| What to produce |
Among the lines below, count those with "file". Give the total alone.

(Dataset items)
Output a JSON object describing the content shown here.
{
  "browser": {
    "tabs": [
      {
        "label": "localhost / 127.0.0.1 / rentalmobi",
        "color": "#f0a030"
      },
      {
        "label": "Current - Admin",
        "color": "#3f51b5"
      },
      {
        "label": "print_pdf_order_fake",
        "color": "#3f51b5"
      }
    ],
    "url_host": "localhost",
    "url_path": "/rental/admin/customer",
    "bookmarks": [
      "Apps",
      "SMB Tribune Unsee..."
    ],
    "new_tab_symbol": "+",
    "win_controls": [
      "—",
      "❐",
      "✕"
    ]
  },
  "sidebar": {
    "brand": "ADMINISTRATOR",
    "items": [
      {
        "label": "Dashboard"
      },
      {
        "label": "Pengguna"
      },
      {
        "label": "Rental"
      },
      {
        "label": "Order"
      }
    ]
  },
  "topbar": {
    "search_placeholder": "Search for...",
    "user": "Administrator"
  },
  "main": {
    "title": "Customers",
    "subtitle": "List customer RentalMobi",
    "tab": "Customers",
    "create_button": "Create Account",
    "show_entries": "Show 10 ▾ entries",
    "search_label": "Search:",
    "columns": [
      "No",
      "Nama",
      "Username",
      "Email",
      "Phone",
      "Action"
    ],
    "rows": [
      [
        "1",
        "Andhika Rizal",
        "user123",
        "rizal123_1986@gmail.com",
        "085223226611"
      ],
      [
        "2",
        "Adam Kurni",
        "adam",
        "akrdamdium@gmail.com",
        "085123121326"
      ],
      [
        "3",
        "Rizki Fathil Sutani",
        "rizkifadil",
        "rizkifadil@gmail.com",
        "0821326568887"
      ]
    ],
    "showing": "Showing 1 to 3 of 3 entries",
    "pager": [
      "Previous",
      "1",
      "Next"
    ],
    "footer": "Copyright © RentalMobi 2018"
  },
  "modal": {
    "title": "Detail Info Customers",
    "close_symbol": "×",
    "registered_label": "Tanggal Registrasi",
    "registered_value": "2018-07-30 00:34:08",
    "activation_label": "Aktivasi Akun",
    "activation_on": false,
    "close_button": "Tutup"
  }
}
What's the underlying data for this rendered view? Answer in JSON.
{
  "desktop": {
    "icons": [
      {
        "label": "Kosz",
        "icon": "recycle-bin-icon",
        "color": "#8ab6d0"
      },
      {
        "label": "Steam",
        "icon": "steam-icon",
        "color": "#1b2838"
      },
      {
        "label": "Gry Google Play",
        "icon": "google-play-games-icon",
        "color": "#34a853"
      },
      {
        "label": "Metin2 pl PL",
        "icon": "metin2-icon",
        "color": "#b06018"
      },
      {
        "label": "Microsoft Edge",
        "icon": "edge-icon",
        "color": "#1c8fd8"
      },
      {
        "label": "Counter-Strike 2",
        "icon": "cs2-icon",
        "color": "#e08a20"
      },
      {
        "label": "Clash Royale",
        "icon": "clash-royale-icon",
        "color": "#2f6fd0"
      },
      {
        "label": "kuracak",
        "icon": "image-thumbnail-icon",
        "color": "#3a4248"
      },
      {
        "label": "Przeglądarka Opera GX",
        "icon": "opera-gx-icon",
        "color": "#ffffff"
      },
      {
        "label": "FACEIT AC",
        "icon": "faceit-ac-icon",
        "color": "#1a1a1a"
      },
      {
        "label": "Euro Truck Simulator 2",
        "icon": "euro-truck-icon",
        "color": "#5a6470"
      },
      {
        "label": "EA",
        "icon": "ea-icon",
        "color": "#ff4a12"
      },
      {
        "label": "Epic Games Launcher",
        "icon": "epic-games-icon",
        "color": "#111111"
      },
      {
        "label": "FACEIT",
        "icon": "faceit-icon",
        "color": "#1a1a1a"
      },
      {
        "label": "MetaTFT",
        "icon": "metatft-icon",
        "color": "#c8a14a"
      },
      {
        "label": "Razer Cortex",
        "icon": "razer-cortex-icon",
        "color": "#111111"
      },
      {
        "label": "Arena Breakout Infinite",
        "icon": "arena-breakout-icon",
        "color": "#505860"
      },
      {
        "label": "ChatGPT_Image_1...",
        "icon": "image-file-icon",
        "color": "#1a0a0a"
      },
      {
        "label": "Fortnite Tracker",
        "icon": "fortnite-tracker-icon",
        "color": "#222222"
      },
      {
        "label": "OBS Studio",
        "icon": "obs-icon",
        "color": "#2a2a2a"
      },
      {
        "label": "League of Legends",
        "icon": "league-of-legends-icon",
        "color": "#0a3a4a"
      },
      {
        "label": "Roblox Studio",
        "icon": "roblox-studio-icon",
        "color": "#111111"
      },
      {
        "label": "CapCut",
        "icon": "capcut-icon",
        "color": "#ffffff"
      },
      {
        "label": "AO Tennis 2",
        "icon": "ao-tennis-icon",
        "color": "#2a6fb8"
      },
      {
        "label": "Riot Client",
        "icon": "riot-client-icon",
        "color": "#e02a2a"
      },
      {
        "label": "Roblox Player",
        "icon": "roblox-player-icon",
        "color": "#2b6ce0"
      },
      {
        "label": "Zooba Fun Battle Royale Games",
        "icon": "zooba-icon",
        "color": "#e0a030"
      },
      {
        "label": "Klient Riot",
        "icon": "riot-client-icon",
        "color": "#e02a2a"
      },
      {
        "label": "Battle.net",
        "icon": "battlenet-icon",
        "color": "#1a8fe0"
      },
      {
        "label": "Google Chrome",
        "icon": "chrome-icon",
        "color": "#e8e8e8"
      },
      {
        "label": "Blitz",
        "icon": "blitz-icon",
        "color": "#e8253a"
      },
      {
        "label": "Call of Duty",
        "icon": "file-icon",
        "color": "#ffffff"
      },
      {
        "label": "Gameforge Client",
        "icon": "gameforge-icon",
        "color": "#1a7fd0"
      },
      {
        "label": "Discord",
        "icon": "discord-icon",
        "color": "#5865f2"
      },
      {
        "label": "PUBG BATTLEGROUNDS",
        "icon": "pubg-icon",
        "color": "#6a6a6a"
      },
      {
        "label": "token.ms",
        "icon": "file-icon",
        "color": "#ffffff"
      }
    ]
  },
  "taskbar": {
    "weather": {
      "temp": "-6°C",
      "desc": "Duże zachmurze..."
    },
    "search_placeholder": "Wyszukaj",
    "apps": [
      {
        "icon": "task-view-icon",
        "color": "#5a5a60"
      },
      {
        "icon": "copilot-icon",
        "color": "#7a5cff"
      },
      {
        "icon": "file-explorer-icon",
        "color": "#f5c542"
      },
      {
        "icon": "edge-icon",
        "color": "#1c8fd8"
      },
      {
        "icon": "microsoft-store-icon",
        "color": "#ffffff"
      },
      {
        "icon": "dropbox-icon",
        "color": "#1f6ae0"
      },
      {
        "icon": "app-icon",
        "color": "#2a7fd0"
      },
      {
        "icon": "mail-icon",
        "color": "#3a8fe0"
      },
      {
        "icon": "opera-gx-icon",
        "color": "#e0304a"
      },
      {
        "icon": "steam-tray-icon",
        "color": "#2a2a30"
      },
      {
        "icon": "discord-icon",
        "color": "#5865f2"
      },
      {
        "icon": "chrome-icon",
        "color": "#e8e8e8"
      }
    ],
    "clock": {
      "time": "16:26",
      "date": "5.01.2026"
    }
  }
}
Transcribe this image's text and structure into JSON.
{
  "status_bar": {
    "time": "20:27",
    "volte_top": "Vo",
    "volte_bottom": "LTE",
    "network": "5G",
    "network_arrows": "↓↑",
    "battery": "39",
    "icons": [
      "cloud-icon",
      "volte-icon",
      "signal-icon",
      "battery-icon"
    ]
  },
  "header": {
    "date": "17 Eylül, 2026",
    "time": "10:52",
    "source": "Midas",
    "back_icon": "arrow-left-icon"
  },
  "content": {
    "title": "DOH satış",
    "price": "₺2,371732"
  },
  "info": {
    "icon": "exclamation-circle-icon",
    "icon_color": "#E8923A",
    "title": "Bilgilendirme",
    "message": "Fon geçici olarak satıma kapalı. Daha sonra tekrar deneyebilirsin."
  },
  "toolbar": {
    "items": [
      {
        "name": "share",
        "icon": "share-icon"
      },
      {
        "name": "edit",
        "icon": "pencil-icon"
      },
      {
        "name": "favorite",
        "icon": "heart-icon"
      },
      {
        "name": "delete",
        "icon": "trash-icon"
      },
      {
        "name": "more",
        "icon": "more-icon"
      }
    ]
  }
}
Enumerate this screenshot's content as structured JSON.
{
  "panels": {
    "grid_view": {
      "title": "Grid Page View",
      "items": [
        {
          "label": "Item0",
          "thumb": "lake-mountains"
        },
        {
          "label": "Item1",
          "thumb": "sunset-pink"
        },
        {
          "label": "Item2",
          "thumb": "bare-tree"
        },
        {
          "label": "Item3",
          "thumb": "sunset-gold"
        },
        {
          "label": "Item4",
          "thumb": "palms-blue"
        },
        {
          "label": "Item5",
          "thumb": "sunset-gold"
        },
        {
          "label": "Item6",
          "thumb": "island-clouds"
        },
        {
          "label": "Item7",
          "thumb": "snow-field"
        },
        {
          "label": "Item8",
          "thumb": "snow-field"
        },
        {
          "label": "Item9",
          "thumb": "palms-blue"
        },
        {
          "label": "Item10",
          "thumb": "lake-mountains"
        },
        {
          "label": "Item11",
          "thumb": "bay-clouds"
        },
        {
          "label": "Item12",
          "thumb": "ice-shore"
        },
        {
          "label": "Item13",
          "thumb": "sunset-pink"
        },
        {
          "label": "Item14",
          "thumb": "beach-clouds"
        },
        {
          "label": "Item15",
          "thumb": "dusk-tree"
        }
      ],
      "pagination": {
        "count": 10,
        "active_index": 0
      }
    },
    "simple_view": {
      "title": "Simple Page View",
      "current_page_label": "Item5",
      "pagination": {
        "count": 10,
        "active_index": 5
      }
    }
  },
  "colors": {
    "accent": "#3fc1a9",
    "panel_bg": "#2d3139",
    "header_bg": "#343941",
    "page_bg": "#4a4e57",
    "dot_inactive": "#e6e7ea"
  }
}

| Exercise output |
4